Your task
Review the material line by line. Identify and copy every line that contains the string "Hold".
[Dataset start]
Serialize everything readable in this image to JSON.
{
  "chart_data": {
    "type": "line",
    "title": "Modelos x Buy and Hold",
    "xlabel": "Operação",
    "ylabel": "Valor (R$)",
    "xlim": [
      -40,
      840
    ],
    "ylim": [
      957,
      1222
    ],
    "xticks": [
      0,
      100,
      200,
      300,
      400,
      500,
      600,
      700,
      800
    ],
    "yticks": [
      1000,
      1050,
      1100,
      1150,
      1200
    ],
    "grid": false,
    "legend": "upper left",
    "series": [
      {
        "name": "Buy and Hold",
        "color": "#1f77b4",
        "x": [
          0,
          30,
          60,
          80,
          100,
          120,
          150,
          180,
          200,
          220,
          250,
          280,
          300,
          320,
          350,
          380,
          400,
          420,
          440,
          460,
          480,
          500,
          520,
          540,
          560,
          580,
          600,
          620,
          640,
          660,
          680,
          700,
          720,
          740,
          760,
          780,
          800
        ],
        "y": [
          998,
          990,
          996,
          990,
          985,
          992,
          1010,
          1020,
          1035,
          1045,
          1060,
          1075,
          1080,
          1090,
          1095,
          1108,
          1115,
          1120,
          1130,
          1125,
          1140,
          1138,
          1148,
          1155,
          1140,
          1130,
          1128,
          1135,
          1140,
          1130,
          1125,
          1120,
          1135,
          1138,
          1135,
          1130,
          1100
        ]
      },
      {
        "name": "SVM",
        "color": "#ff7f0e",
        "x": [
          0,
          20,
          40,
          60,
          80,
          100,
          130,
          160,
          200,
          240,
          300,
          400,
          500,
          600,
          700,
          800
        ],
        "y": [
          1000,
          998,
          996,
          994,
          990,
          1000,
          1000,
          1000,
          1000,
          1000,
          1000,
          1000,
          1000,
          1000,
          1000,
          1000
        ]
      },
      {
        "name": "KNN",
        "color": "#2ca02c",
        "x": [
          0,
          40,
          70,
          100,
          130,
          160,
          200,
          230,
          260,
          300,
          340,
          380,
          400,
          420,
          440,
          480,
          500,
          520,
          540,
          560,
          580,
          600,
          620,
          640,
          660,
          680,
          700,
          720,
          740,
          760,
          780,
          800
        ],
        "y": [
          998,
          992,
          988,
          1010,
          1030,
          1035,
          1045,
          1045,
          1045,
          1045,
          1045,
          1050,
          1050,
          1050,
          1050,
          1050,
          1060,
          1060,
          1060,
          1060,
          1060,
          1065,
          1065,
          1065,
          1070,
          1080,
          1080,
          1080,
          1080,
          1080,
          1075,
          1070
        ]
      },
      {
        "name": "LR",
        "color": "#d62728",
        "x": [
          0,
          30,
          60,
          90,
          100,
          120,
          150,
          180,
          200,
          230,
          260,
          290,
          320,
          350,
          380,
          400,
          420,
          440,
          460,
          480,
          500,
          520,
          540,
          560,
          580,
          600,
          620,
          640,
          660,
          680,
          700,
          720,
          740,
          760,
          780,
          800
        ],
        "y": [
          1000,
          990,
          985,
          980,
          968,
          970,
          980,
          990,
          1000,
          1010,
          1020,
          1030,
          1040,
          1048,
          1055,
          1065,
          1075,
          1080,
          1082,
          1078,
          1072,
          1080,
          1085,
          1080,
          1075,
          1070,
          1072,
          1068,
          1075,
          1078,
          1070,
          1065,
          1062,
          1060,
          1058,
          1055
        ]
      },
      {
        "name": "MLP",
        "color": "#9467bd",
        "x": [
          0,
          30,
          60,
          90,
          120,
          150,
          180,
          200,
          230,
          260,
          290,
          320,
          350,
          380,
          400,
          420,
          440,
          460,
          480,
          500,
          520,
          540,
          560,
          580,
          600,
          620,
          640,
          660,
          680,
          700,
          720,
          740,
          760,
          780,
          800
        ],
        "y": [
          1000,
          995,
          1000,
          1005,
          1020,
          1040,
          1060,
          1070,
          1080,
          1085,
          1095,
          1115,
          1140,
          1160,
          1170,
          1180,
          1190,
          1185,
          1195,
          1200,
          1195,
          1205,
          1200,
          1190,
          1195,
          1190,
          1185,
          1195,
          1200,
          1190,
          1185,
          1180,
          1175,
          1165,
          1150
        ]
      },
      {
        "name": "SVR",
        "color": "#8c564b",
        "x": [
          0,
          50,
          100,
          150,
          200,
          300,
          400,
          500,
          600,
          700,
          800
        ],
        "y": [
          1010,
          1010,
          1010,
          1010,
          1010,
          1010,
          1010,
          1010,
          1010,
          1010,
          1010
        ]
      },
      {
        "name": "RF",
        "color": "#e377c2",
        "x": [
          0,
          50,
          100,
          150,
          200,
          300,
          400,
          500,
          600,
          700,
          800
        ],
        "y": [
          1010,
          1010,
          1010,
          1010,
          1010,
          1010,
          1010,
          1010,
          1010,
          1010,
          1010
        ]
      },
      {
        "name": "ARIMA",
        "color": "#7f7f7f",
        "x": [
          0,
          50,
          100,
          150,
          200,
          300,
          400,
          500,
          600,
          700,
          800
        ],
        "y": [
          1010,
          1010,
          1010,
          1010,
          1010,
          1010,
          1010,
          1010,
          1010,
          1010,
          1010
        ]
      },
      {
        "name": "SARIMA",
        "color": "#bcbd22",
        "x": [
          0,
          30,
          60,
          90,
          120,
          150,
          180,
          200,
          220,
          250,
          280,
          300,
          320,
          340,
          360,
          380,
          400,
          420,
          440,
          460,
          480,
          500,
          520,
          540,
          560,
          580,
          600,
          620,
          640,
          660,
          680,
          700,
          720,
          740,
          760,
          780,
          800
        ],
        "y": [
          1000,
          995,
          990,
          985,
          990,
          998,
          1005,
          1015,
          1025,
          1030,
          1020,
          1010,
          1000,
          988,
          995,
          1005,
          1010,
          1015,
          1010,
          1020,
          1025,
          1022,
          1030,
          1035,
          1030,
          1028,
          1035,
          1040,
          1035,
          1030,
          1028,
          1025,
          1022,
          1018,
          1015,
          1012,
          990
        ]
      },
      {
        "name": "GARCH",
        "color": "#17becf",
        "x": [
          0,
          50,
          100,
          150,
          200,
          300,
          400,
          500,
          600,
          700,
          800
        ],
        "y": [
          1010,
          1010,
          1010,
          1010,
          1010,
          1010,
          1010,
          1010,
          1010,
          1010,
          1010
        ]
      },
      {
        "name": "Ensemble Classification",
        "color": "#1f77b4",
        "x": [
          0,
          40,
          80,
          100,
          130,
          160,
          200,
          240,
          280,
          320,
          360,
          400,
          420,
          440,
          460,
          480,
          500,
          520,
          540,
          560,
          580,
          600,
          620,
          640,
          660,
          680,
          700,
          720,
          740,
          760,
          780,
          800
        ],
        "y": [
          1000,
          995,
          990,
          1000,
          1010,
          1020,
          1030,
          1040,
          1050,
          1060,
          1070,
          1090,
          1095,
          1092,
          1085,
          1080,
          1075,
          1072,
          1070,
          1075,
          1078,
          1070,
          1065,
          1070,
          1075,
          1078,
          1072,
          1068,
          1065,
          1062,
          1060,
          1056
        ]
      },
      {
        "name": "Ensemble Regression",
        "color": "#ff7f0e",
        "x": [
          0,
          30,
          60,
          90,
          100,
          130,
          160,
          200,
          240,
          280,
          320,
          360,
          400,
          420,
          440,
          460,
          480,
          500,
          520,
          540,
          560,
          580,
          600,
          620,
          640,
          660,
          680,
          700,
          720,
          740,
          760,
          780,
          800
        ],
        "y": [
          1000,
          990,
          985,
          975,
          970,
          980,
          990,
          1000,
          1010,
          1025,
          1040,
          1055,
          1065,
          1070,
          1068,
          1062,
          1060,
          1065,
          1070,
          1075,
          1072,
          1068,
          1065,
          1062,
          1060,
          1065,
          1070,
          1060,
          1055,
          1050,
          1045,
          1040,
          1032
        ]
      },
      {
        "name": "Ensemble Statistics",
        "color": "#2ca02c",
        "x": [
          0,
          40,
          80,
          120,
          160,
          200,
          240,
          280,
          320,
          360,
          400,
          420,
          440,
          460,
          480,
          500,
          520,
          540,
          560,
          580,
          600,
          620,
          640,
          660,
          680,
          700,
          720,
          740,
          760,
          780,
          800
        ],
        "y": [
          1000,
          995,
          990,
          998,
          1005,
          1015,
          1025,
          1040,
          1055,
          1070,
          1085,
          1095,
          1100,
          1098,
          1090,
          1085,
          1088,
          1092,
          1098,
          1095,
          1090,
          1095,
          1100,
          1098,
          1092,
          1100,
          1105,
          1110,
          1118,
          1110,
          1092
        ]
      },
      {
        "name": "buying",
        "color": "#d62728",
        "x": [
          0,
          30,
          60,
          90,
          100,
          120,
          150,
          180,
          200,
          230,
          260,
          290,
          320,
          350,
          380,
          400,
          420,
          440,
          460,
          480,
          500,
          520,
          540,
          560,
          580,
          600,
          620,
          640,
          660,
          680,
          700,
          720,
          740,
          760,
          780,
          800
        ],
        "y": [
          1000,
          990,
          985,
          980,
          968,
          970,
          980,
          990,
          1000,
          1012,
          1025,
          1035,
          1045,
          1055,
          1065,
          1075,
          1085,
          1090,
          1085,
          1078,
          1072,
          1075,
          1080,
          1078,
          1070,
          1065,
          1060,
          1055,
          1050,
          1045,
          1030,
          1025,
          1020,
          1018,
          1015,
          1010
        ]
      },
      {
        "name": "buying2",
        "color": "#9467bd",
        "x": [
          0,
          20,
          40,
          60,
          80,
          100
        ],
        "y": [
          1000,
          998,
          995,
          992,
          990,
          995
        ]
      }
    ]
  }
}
[Dataset end]
Completed task
    "title": "Modelos x Buy and Hold",
        "name": "Buy and Hold",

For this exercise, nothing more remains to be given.